- [YOUR TASK] Reproduce every record below exactly as written, leaving out any pictures.
[start RECORDED INFORMATION]
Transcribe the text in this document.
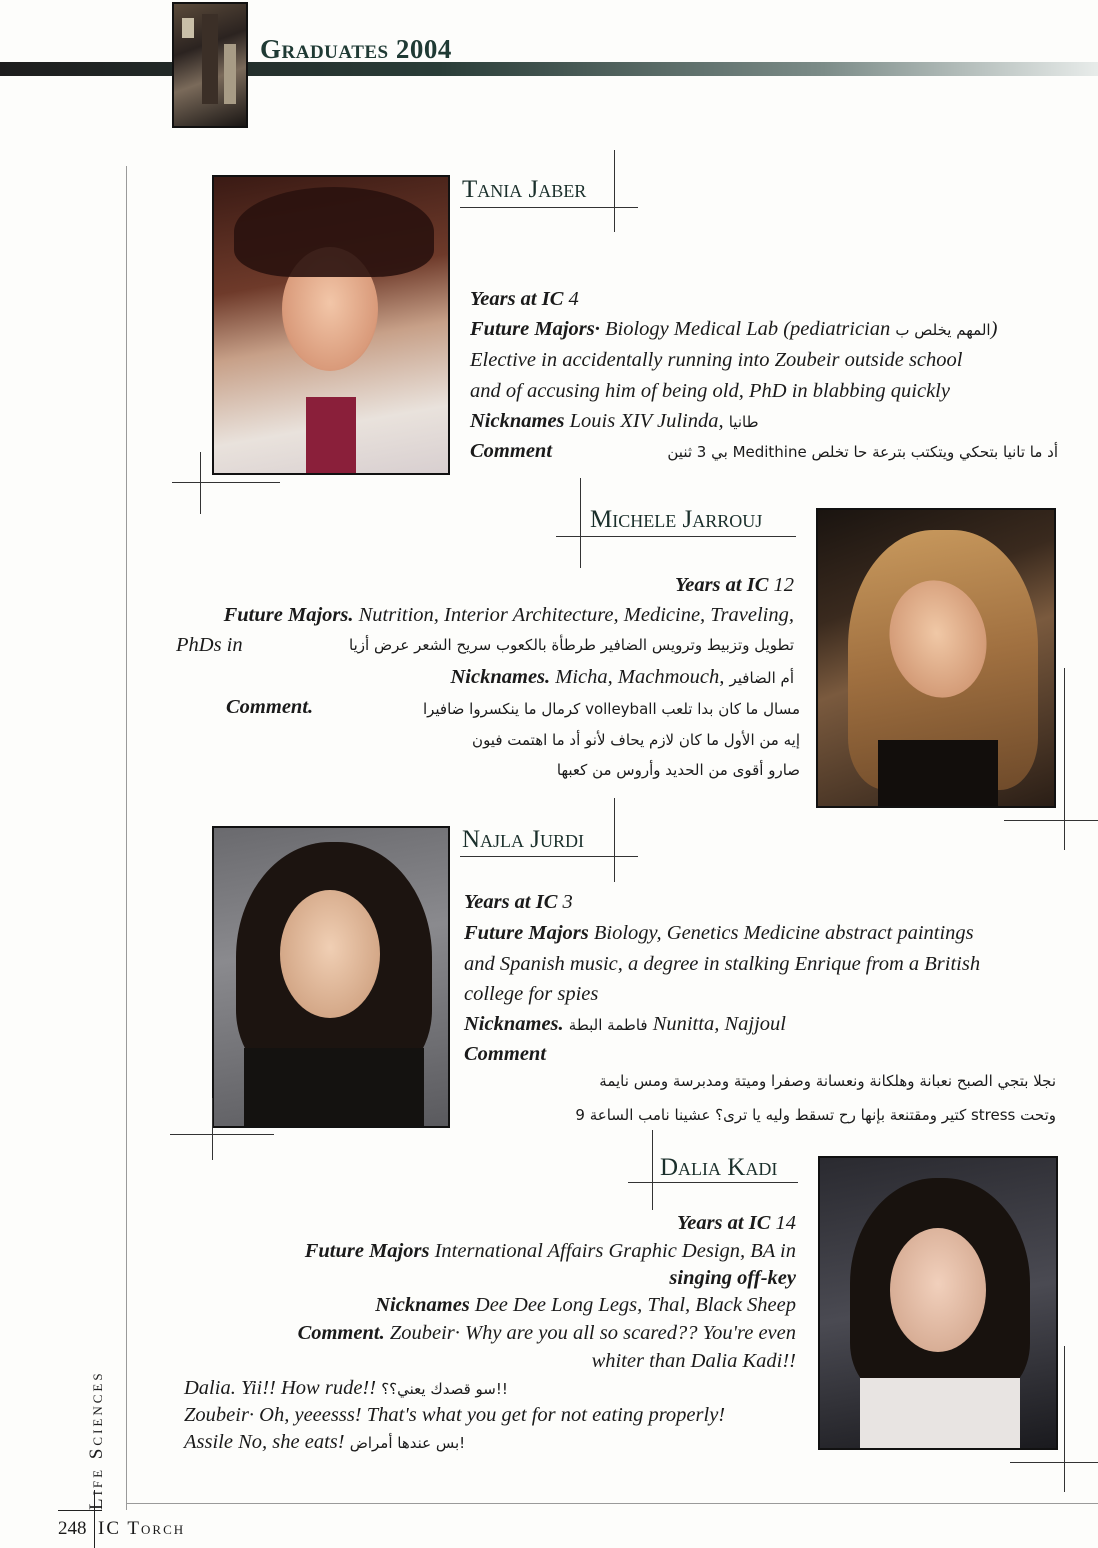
Graduates 2004
Tania Jaber
Years at IC 4
Future Majors· Biology Medical Lab (pediatrician المهم يخلص ب)
Elective in accidentally running into Zoubeir outside school
and of accusing him of being old, PhD in blabbing quickly
Nicknames Louis XIV Julinda, طانيا
Comment	أد ما تانيا بتحكي ويتكتب بترعة حا تخلص Medithine بي 3 ثنين
Michele Jarrouj
Years at IC 12
Future Majors. Nutrition, Interior Architecture, Medicine, Traveling,
PhDs in	تطويل وتزبيط وترويس الضافير طرطأة بالكعوب سريح الشعر عرض أزيا
Nicknames. Micha, Machmouch, أم الضافير
Comment.	مسال ما كان بدا تلعب volleyball كرمال ما ينكسروا ضافيرا
إيه من الأول ما كان لازم يحاف لأنو أد ما اهتمت فيون
صارو أقوى من الحديد وأروس من كعبها
Najla Jurdi
Years at IC 3
Future Majors Biology, Genetics Medicine abstract paintings
and Spanish music, a degree in stalking Enrique from a British
college for spies
Nicknames. فاطمة البطة Nunitta, Najjoul
Comment
نجلا بتجي الصبح نعبانة وهلكانة ونعسانة وصفرا وميتة ومدبرسة ومس نايمة
وتحت stress كتير ومقتنعة بإنها رح تسقط وليه يا ترى؟ عشينا نامب الساعة 9
Dalia Kadi
Years at IC 14
Future Majors International Affairs Graphic Design, BA in
singing off-key
Nicknames Dee Dee Long Legs, Thal, Black Sheep
Comment. Zoubeir· Why are you all so scared?? You're even
whiter than Dalia Kadi!!
Dalia. Yii!! How rude!! سو قصدك يعني؟؟!!
Zoubeir· Oh, yeeesss! That's what you get for not eating properly!
Assile No, she eats! بس عندها أمراض!
Life Sciences
248 IC Torch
[end RECORDED INFORMATION]
- [SOLUTION FOR THIS TASK]
Transcribe the text in this document.
Graduates 2004
Tania Jaber
Years at IC 4
Future Majors· Biology Medical Lab (pediatrician المهم يخلص ب)
Elective in accidentally running into Zoubeir outside school
and of accusing him of being old, PhD in blabbing quickly
Nicknames Louis XIV Julinda, طانيا
Comment	أد ما تانيا بتحكي ويتكتب بترعة حا تخلص Medithine بي 3 ثنين
Michele Jarrouj
Years at IC 12
Future Majors. Nutrition, Interior Architecture, Medicine, Traveling,
PhDs in	تطويل وتزبيط وترويس الضافير طرطأة بالكعوب سريح الشعر عرض أزيا
Nicknames. Micha, Machmouch, أم الضافير
Comment.	مسال ما كان بدا تلعب volleyball كرمال ما ينكسروا ضافيرا
إيه من الأول ما كان لازم يحاف لأنو أد ما اهتمت فيون
صارو أقوى من الحديد وأروس من كعبها
Najla Jurdi
Years at IC 3
Future Majors Biology, Genetics Medicine abstract paintings
and Spanish music, a degree in stalking Enrique from a British
college for spies
Nicknames. فاطمة البطة Nunitta, Najjoul
Comment
نجلا بتجي الصبح نعبانة وهلكانة ونعسانة وصفرا وميتة ومدبرسة ومس نايمة
وتحت stress كتير ومقتنعة بإنها رح تسقط وليه يا ترى؟ عشينا نامب الساعة 9
Dalia Kadi
Years at IC 14
Future Majors International Affairs Graphic Design, BA in
singing off-key
Nicknames Dee Dee Long Legs, Thal, Black Sheep
Comment. Zoubeir· Why are you all so scared?? You're even
whiter than Dalia Kadi!!
Dalia. Yii!! How rude!! سو قصدك يعني؟؟!!
Zoubeir· Oh, yeeesss! That's what you get for not eating properly!
Assile No, she eats! بس عندها أمراض!
Life Sciences
248 IC Torch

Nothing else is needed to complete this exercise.